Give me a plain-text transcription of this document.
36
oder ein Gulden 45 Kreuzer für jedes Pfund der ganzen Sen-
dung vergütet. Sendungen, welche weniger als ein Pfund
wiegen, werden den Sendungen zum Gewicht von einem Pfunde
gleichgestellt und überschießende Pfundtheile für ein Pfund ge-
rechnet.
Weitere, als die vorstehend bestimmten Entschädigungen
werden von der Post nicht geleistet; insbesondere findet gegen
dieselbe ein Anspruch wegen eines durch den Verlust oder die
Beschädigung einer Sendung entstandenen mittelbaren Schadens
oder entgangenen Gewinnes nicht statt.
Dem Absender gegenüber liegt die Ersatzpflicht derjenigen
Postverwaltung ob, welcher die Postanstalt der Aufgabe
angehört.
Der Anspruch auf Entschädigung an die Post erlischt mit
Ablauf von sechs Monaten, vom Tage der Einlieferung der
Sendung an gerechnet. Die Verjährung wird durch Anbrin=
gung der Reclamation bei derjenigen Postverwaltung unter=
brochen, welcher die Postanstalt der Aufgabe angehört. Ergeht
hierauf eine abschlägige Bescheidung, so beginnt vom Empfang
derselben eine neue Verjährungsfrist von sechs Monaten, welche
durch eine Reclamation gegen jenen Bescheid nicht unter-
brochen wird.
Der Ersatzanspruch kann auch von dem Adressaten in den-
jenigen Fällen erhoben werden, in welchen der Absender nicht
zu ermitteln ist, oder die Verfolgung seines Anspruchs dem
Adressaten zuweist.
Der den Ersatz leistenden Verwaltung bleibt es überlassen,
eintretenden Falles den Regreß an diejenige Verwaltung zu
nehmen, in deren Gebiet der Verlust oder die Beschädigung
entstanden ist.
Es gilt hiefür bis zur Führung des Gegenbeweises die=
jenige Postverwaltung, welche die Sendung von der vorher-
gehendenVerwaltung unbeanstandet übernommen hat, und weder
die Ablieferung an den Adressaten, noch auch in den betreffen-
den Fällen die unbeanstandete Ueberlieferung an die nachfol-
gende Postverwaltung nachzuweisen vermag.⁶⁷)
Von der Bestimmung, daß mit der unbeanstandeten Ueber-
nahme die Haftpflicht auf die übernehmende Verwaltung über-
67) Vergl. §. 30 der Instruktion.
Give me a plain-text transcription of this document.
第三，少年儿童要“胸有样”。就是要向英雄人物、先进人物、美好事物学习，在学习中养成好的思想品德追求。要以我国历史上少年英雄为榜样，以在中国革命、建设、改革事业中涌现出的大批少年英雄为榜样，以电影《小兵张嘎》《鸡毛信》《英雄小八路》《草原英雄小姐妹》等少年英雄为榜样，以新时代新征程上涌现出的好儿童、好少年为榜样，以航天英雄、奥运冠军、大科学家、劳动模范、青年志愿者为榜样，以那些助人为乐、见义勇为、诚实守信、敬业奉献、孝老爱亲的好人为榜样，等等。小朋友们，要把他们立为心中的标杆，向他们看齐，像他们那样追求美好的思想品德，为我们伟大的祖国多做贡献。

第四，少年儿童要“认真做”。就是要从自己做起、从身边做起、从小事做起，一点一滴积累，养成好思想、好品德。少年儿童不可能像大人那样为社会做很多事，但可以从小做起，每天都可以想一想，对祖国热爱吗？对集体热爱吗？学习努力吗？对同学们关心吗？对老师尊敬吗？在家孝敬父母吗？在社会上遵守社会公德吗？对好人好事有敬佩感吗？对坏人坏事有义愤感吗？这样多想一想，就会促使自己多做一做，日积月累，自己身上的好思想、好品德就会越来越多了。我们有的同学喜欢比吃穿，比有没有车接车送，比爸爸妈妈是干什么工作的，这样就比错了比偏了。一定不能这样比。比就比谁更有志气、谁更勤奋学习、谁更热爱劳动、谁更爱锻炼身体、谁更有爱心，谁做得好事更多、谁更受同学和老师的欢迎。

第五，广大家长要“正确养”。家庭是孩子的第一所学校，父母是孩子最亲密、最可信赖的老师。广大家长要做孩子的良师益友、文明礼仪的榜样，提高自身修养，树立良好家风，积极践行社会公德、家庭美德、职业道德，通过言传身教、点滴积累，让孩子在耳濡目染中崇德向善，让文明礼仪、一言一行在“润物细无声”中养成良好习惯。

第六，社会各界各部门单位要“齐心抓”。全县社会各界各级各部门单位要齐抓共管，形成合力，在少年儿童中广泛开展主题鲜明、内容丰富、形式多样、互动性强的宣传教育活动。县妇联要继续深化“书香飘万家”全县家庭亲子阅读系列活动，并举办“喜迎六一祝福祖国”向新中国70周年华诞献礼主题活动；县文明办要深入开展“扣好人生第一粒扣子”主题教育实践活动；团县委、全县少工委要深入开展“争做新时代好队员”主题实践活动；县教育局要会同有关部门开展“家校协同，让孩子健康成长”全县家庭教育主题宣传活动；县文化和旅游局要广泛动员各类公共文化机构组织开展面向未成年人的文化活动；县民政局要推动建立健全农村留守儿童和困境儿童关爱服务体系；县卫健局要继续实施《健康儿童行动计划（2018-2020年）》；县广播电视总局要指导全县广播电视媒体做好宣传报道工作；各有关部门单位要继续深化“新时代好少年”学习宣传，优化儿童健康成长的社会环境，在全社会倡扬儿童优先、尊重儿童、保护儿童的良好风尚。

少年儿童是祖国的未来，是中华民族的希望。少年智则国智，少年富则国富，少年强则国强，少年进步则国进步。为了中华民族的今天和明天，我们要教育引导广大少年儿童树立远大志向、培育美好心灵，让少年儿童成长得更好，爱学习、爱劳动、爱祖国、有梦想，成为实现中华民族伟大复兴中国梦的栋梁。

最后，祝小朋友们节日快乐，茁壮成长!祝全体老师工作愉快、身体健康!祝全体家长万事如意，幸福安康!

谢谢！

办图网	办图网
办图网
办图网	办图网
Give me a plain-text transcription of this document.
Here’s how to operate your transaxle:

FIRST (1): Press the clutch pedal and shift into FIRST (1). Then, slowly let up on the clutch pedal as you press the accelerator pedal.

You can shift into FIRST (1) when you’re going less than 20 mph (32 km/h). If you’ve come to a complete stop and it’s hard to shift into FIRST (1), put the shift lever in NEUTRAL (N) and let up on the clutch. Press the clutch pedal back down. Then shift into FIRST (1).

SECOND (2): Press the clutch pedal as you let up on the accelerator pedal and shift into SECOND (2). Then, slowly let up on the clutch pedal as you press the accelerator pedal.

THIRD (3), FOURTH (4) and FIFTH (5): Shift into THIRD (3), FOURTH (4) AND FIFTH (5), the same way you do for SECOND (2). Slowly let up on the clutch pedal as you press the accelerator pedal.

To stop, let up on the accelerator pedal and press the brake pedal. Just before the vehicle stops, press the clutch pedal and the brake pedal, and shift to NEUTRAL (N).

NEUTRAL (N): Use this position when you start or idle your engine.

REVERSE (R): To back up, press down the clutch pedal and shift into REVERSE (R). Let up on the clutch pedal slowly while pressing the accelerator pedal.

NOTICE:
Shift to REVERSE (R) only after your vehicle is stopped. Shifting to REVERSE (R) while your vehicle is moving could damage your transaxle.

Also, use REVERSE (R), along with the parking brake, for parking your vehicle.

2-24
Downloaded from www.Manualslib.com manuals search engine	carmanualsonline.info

_EXERCISE PROMPT:_
Your answer should be one number: the count of lines in the data above that include the word "Postanstalt".

_ANSWER TO THIS PROBLEM:_
2